• TASK OBJECTIVE
In the material below, count the lines with the word "mais" and state that number only.

[Extracted data entries]
_ _ _

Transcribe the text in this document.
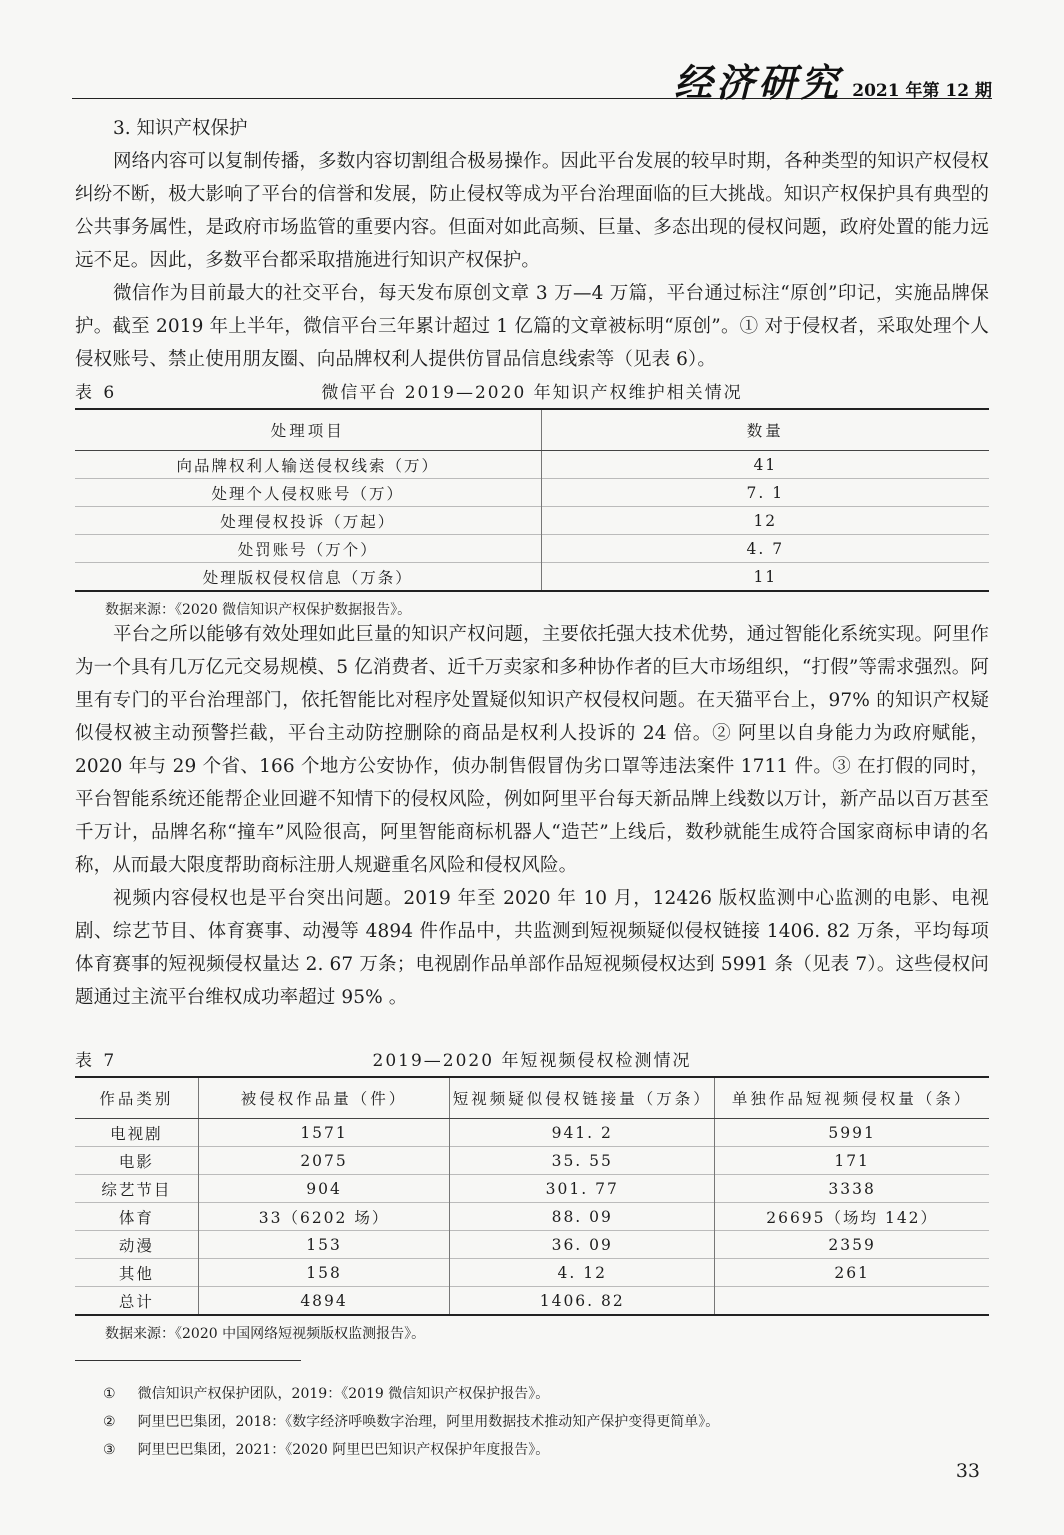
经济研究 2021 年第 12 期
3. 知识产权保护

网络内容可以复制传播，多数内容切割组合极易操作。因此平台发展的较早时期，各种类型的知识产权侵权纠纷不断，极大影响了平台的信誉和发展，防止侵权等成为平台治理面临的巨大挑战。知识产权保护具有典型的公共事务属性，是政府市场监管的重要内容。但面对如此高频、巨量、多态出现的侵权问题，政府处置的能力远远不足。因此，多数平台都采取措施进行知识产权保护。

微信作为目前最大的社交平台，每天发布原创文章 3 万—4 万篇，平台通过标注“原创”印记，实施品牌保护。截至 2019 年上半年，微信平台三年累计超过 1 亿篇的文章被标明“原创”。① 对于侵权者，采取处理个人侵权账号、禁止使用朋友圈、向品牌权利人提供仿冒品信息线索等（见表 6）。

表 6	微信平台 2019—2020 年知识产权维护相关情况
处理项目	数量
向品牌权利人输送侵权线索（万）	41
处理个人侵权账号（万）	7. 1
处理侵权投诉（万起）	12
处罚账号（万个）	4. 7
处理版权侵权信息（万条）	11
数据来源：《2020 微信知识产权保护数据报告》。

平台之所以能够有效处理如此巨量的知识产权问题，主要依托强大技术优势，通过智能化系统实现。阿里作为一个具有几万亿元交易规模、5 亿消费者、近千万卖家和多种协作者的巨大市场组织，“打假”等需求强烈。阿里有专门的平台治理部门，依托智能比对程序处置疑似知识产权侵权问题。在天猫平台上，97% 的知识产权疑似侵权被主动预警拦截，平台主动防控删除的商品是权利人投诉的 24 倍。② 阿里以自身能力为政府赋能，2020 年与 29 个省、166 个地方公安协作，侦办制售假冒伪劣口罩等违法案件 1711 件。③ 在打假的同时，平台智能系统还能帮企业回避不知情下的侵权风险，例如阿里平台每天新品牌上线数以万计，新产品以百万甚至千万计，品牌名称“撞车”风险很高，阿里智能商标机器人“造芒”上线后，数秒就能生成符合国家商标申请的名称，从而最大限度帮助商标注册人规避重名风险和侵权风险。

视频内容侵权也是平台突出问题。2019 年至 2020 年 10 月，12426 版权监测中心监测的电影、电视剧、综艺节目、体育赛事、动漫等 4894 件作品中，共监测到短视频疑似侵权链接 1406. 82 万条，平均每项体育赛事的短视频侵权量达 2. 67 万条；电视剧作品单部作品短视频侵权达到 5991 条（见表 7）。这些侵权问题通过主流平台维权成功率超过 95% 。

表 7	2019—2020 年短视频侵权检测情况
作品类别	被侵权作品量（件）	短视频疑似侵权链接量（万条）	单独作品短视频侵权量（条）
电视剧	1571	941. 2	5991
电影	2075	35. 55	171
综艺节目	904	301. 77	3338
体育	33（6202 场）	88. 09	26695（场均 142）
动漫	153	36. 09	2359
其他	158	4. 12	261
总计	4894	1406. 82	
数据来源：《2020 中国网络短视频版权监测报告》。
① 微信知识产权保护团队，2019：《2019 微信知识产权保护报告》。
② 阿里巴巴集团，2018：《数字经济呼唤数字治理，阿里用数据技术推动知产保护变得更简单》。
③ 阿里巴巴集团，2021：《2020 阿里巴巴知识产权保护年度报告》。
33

_ _ _

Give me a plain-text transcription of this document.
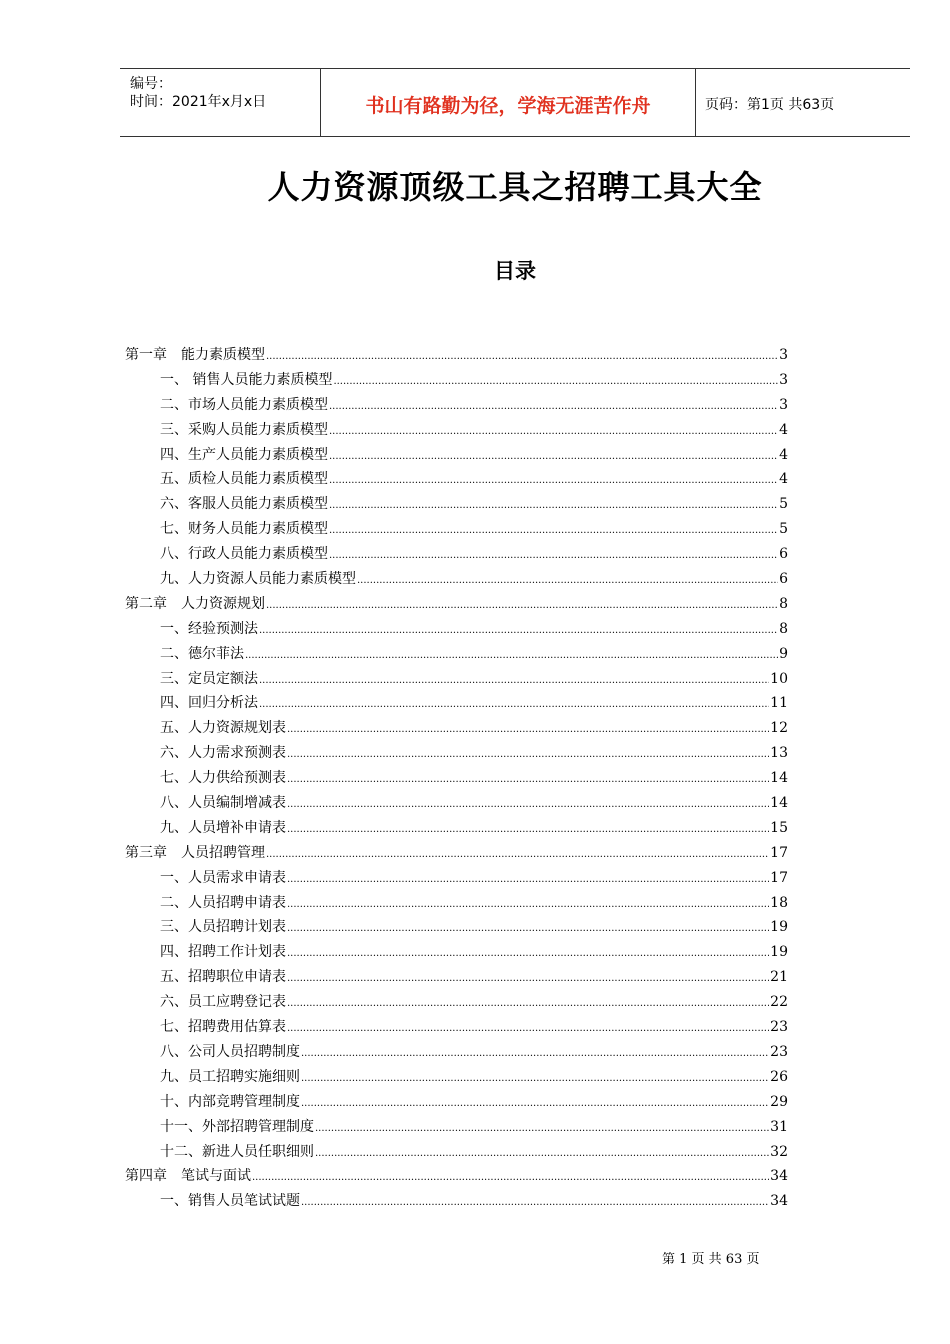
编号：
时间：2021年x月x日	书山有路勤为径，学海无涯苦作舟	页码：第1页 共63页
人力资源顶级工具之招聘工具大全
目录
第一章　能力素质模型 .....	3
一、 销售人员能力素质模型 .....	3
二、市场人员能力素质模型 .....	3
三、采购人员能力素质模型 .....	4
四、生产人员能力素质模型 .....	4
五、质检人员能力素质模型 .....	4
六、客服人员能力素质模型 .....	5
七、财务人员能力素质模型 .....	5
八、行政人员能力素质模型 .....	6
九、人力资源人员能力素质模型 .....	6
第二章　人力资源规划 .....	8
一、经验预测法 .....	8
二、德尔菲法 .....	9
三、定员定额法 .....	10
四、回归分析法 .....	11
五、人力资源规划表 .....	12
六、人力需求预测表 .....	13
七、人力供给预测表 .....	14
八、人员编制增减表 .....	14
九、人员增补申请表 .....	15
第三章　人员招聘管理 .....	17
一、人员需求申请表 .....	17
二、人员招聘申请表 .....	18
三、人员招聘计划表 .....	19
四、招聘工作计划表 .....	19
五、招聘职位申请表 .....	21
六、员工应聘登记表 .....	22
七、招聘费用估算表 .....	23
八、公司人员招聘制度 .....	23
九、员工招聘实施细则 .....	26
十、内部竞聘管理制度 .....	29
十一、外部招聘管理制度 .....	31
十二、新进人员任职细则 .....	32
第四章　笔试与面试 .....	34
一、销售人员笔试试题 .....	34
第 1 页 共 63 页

_ _ _

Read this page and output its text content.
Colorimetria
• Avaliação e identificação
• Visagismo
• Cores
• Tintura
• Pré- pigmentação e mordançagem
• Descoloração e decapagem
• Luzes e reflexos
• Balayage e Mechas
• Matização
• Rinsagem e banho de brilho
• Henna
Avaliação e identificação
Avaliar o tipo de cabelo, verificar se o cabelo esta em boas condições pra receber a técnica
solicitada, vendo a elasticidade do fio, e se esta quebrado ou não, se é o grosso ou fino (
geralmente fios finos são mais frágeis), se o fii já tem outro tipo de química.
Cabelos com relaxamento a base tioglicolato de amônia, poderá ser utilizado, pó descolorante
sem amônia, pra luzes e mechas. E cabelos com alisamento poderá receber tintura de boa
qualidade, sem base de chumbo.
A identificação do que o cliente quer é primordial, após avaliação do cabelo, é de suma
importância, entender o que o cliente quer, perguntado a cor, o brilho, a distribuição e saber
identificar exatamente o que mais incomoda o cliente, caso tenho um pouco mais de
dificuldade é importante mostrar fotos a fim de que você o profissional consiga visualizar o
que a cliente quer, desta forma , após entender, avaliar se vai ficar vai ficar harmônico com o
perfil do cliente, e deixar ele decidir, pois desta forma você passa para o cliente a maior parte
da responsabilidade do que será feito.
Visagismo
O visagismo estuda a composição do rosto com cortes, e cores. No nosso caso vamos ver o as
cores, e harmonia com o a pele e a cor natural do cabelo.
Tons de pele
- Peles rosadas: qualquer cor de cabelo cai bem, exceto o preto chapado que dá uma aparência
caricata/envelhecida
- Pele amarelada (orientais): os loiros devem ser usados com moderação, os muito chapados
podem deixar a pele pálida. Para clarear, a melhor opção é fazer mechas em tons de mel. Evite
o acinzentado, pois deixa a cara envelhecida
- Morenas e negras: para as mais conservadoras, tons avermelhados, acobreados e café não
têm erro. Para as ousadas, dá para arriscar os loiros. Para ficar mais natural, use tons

_ _ _

• WRITTEN RESPONSE
4